** START **

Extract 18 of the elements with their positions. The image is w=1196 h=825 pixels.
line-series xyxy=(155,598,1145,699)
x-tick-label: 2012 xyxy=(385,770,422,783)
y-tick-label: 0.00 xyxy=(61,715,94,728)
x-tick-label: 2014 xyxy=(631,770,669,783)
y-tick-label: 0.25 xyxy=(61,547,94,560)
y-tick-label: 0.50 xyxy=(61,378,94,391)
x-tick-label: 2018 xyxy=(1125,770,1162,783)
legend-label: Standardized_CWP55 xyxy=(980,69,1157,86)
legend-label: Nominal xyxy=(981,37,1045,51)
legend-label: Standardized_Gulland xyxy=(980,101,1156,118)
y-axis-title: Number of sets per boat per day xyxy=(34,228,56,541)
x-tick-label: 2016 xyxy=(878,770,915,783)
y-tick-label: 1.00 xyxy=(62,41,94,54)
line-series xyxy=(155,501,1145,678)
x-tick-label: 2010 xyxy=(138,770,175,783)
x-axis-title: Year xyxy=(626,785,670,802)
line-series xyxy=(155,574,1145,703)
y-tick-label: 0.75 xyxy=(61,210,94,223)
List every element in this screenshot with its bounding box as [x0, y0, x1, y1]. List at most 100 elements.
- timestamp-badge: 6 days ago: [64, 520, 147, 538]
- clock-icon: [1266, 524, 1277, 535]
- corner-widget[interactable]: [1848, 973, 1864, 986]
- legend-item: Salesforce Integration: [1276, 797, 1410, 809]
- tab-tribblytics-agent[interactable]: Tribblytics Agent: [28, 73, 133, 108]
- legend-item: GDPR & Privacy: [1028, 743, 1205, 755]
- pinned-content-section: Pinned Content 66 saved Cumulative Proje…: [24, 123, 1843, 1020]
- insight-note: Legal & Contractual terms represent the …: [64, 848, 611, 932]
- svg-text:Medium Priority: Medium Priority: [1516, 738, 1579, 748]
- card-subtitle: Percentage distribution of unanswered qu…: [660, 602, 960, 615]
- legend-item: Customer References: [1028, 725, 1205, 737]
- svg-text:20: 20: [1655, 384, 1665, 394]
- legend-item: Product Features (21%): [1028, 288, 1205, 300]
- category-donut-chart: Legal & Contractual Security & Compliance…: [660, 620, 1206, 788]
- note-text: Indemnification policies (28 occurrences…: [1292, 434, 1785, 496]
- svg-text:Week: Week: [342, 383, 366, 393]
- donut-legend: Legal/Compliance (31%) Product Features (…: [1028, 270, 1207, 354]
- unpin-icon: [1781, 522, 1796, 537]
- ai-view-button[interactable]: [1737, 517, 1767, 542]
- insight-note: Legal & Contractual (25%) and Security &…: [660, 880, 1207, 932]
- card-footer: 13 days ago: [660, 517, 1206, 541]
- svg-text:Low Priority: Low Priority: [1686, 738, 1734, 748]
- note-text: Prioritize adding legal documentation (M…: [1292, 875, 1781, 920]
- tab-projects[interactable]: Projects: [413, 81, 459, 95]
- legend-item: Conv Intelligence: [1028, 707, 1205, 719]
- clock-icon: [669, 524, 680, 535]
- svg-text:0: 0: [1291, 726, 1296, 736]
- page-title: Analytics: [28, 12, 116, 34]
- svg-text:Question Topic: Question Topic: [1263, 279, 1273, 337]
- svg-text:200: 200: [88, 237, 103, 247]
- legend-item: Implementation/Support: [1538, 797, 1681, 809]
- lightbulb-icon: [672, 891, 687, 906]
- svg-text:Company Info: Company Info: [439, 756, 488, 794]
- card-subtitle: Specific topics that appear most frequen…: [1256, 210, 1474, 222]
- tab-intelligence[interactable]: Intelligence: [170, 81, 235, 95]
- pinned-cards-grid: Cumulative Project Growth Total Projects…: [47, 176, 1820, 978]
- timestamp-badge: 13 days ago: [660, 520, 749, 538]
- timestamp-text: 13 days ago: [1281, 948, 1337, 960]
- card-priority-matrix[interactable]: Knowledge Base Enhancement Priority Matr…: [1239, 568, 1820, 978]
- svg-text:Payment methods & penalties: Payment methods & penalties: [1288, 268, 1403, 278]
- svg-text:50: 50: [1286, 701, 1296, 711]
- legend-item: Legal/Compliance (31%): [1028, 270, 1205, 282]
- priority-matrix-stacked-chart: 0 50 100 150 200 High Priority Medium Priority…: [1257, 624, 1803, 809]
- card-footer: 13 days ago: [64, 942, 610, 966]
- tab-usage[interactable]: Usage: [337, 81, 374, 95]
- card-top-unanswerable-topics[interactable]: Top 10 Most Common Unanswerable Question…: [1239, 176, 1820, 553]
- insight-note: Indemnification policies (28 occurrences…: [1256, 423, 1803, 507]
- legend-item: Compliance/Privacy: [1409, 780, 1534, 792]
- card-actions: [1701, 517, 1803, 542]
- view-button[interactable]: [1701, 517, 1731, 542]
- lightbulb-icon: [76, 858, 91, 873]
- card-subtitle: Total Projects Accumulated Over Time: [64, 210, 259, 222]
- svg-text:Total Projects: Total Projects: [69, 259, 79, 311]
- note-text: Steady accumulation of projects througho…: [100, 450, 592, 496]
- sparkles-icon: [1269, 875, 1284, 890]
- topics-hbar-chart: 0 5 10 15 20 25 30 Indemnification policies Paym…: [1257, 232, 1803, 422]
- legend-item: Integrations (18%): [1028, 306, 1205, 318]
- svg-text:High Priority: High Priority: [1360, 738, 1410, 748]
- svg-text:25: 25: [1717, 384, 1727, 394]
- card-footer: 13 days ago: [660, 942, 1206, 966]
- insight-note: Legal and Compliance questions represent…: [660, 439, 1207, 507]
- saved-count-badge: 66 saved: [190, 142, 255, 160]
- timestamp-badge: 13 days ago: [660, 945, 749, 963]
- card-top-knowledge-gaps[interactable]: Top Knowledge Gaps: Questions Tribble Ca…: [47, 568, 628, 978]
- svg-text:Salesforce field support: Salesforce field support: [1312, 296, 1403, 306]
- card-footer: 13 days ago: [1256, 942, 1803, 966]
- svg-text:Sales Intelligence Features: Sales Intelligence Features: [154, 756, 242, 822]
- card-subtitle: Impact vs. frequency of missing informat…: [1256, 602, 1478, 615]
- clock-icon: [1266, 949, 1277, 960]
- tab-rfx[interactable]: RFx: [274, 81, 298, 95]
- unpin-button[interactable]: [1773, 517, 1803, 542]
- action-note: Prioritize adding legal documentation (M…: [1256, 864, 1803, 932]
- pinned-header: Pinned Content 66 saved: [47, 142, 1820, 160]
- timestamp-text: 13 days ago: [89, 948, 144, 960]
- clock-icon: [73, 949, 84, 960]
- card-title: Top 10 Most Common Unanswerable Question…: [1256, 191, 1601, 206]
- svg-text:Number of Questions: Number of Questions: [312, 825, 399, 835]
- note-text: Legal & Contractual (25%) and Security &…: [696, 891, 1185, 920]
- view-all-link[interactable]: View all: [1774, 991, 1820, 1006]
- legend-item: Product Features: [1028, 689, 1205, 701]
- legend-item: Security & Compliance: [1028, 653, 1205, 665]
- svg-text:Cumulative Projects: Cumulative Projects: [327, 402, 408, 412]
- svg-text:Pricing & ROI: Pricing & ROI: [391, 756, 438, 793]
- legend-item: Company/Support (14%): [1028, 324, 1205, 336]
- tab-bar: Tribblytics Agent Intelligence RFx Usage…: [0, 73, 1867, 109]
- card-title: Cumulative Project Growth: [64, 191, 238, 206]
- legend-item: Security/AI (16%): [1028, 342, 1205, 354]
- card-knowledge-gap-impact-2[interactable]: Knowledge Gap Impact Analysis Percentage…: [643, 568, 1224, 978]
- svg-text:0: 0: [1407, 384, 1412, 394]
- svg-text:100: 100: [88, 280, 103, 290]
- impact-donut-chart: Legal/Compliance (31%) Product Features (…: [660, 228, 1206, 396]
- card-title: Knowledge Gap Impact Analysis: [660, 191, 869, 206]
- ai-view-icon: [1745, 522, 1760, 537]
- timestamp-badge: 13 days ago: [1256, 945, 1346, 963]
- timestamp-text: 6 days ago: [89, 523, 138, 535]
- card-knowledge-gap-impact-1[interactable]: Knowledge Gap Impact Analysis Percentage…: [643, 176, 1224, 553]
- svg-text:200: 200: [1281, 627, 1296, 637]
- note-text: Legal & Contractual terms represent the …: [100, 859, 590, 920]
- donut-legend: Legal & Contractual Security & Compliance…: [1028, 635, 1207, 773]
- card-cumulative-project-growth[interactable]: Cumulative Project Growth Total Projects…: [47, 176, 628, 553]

** END **

> [Required task]:
Transcribe the items verbatim from the first line through the line containing "legend-label: Standardized_CWP55 xyxy=(980,69,1157,86)", including both of those lines.

> [Correct output]:
Extract 18 of the elements with their positions. The image is w=1196 h=825 pixels.
line-series xyxy=(155,598,1145,699)
x-tick-label: 2012 xyxy=(385,770,422,783)
y-tick-label: 0.00 xyxy=(61,715,94,728)
x-tick-label: 2014 xyxy=(631,770,669,783)
y-tick-label: 0.25 xyxy=(61,547,94,560)
y-tick-label: 0.50 xyxy=(61,378,94,391)
x-tick-label: 2018 xyxy=(1125,770,1162,783)
legend-label: Standardized_CWP55 xyxy=(980,69,1157,86)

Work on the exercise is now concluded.